● PROBLEM DESCRIPTION
Convert every line of the listing below into a JSON array of strings, one string per line, omitting blank lines.

● PROVIDED DATA
** begin **

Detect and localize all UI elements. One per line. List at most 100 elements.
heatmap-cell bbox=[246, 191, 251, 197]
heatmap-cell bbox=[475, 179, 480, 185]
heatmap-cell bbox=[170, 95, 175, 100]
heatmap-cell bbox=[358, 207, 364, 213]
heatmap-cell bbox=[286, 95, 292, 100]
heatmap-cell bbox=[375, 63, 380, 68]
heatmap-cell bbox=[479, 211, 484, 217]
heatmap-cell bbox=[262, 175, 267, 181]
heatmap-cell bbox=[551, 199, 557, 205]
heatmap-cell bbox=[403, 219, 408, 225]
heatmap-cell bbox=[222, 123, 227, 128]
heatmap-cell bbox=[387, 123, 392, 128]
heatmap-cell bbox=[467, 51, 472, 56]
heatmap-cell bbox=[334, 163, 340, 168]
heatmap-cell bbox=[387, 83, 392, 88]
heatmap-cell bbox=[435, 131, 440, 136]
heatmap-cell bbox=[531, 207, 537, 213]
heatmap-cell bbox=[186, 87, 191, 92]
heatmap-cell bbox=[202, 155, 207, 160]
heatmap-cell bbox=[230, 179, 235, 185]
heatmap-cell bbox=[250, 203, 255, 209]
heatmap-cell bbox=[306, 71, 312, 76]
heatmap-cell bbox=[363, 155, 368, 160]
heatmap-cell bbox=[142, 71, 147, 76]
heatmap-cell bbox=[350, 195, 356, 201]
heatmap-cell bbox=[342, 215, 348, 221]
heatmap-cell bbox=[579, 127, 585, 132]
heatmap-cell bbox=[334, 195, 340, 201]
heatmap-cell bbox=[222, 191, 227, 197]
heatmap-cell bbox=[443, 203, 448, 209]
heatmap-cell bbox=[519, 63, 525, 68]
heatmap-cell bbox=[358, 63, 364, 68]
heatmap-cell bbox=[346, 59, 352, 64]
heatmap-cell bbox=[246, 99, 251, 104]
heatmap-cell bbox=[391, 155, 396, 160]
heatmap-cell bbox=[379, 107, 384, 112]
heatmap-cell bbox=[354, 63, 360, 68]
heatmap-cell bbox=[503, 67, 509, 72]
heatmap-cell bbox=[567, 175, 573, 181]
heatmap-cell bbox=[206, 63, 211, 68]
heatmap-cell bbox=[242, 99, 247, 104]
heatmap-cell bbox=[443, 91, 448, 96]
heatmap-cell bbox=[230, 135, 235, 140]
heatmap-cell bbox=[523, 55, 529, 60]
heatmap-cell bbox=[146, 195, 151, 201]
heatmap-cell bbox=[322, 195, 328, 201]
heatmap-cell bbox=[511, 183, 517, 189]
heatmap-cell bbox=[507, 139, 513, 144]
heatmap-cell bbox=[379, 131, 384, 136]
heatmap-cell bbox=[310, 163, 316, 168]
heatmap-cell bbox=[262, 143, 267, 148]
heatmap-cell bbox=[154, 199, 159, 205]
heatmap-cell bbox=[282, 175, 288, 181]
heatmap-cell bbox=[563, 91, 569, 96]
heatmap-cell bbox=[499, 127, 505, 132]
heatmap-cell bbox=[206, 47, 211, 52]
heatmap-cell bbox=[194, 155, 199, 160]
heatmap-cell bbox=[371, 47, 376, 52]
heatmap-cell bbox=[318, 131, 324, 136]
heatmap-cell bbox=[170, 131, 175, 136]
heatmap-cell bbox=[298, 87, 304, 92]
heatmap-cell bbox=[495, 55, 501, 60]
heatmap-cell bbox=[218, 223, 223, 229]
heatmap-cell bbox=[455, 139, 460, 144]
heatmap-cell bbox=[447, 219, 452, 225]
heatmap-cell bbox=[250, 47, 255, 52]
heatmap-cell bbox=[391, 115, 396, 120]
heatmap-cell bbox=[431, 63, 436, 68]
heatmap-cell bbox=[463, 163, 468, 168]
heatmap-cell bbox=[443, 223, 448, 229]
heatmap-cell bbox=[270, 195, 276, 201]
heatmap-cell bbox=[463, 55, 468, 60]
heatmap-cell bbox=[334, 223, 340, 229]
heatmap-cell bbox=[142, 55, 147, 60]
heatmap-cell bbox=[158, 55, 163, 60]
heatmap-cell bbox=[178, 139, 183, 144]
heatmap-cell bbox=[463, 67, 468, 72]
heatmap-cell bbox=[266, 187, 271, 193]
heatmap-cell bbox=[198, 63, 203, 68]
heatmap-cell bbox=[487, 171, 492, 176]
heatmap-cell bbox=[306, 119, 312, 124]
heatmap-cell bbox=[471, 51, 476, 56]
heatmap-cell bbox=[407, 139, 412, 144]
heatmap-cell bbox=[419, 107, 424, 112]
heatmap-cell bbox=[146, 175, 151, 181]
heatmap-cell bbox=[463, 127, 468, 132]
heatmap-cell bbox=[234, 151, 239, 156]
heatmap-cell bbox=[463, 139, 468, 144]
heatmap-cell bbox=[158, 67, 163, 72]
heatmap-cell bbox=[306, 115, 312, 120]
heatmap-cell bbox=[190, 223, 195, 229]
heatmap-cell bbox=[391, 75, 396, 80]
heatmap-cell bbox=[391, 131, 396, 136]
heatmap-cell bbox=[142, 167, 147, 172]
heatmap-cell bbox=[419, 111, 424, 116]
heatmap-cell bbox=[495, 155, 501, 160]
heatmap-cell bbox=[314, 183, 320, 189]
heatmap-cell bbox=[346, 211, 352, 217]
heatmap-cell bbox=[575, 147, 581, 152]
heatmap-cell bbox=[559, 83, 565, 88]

** end **

● FINAL RESULT
[
  "Detect and localize all UI elements. One per line. List at most 100 elements.",
  "heatmap-cell bbox=[246, 191, 251, 197]",
  "heatmap-cell bbox=[475, 179, 480, 185]",
  "heatmap-cell bbox=[170, 95, 175, 100]",
  "heatmap-cell bbox=[358, 207, 364, 213]",
  "heatmap-cell bbox=[286, 95, 292, 100]",
  "heatmap-cell bbox=[375, 63, 380, 68]",
  "heatmap-cell bbox=[479, 211, 484, 217]",
  "heatmap-cell bbox=[262, 175, 267, 181]",
  "heatmap-cell bbox=[551, 199, 557, 205]",
  "heatmap-cell bbox=[403, 219, 408, 225]",
  "heatmap-cell bbox=[222, 123, 227, 128]",
  "heatmap-cell bbox=[387, 123, 392, 128]",
  "heatmap-cell bbox=[467, 51, 472, 56]",
  "heatmap-cell bbox=[334, 163, 340, 168]",
  "heatmap-cell bbox=[387, 83, 392, 88]",
  "heatmap-cell bbox=[435, 131, 440, 136]",
  "heatmap-cell bbox=[531, 207, 537, 213]",
  "heatmap-cell bbox=[186, 87, 191, 92]",
  "heatmap-cell bbox=[202, 155, 207, 160]",
  "heatmap-cell bbox=[230, 179, 235, 185]",
  "heatmap-cell bbox=[250, 203, 255, 209]",
  "heatmap-cell bbox=[306, 71, 312, 76]",
  "heatmap-cell bbox=[363, 155, 368, 160]",
  "heatmap-cell bbox=[142, 71, 147, 76]",
  "heatmap-cell bbox=[350, 195, 356, 201]",
  "heatmap-cell bbox=[342, 215, 348, 221]",
  "heatmap-cell bbox=[579, 127, 585, 132]",
  "heatmap-cell bbox=[334, 195, 340, 201]",
  "heatmap-cell bbox=[222, 191, 227, 197]",
  "heatmap-cell bbox=[443, 203, 448, 209]",
  "heatmap-cell bbox=[519, 63, 525, 68]",
  "heatmap-cell bbox=[358, 63, 364, 68]",
  "heatmap-cell bbox=[346, 59, 352, 64]",
  "heatmap-cell bbox=[246, 99, 251, 104]",
  "heatmap-cell bbox=[391, 155, 396, 160]",
  "heatmap-cell bbox=[379, 107, 384, 112]",
  "heatmap-cell bbox=[354, 63, 360, 68]",
  "heatmap-cell bbox=[503, 67, 509, 72]",
  "heatmap-cell bbox=[567, 175, 573, 181]",
  "heatmap-cell bbox=[206, 63, 211, 68]",
  "heatmap-cell bbox=[242, 99, 247, 104]",
  "heatmap-cell bbox=[443, 91, 448, 96]",
  "heatmap-cell bbox=[230, 135, 235, 140]",
  "heatmap-cell bbox=[523, 55, 529, 60]",
  "heatmap-cell bbox=[146, 195, 151, 201]",
  "heatmap-cell bbox=[322, 195, 328, 201]",
  "heatmap-cell bbox=[511, 183, 517, 189]",
  "heatmap-cell bbox=[507, 139, 513, 144]",
  "heatmap-cell bbox=[379, 131, 384, 136]",
  "heatmap-cell bbox=[310, 163, 316, 168]",
  "heatmap-cell bbox=[262, 143, 267, 148]",
  "heatmap-cell bbox=[154, 199, 159, 205]",
  "heatmap-cell bbox=[282, 175, 288, 181]",
  "heatmap-cell bbox=[563, 91, 569, 96]",
  "heatmap-cell bbox=[499, 127, 505, 132]",
  "heatmap-cell bbox=[206, 47, 211, 52]",
  "heatmap-cell bbox=[194, 155, 199, 160]",
  "heatmap-cell bbox=[371, 47, 376, 52]",
  "heatmap-cell bbox=[318, 131, 324, 136]",
  "heatmap-cell bbox=[170, 131, 175, 136]",
  "heatmap-cell bbox=[298, 87, 304, 92]",
  "heatmap-cell bbox=[495, 55, 501, 60]",
  "heatmap-cell bbox=[218, 223, 223, 229]",
  "heatmap-cell bbox=[455, 139, 460, 144]",
  "heatmap-cell bbox=[447, 219, 452, 225]",
  "heatmap-cell bbox=[250, 47, 255, 52]",
  "heatmap-cell bbox=[391, 115, 396, 120]",
  "heatmap-cell bbox=[431, 63, 436, 68]",
  "heatmap-cell bbox=[463, 163, 468, 168]",
  "heatmap-cell bbox=[443, 223, 448, 229]",
  "heatmap-cell bbox=[270, 195, 276, 201]",
  "heatmap-cell bbox=[463, 55, 468, 60]",
  "heatmap-cell bbox=[334, 223, 340, 229]",
  "heatmap-cell bbox=[142, 55, 147, 60]",
  "heatmap-cell bbox=[158, 55, 163, 60]",
  "heatmap-cell bbox=[178, 139, 183, 144]",
  "heatmap-cell bbox=[463, 67, 468, 72]",
  "heatmap-cell bbox=[266, 187, 271, 193]",
  "heatmap-cell bbox=[198, 63, 203, 68]",
  "heatmap-cell bbox=[487, 171, 492, 176]",
  "heatmap-cell bbox=[306, 119, 312, 124]",
  "heatmap-cell bbox=[471, 51, 476, 56]",
  "heatmap-cell bbox=[407, 139, 412, 144]",
  "heatmap-cell bbox=[419, 107, 424, 112]",
  "heatmap-cell bbox=[146, 175, 151, 181]",
  "heatmap-cell bbox=[463, 127, 468, 132]",
  "heatmap-cell bbox=[234, 151, 239, 156]",
  "heatmap-cell bbox=[463, 139, 468, 144]",
  "heatmap-cell bbox=[158, 67, 163, 72]",
  "heatmap-cell bbox=[306, 115, 312, 120]",
  "heatmap-cell bbox=[190, 223, 195, 229]",
  "heatmap-cell bbox=[391, 75, 396, 80]",
  "heatmap-cell bbox=[391, 131, 396, 136]",
  "heatmap-cell bbox=[142, 167, 147, 172]",
  "heatmap-cell bbox=[419, 111, 424, 116]",
  "heatmap-cell bbox=[495, 155, 501, 160]",
  "heatmap-cell bbox=[314, 183, 320, 189]",
  "heatmap-cell bbox=[346, 211, 352, 217]",
  "heatmap-cell bbox=[575, 147, 581, 152]",
  "heatmap-cell bbox=[559, 83, 565, 88]"
]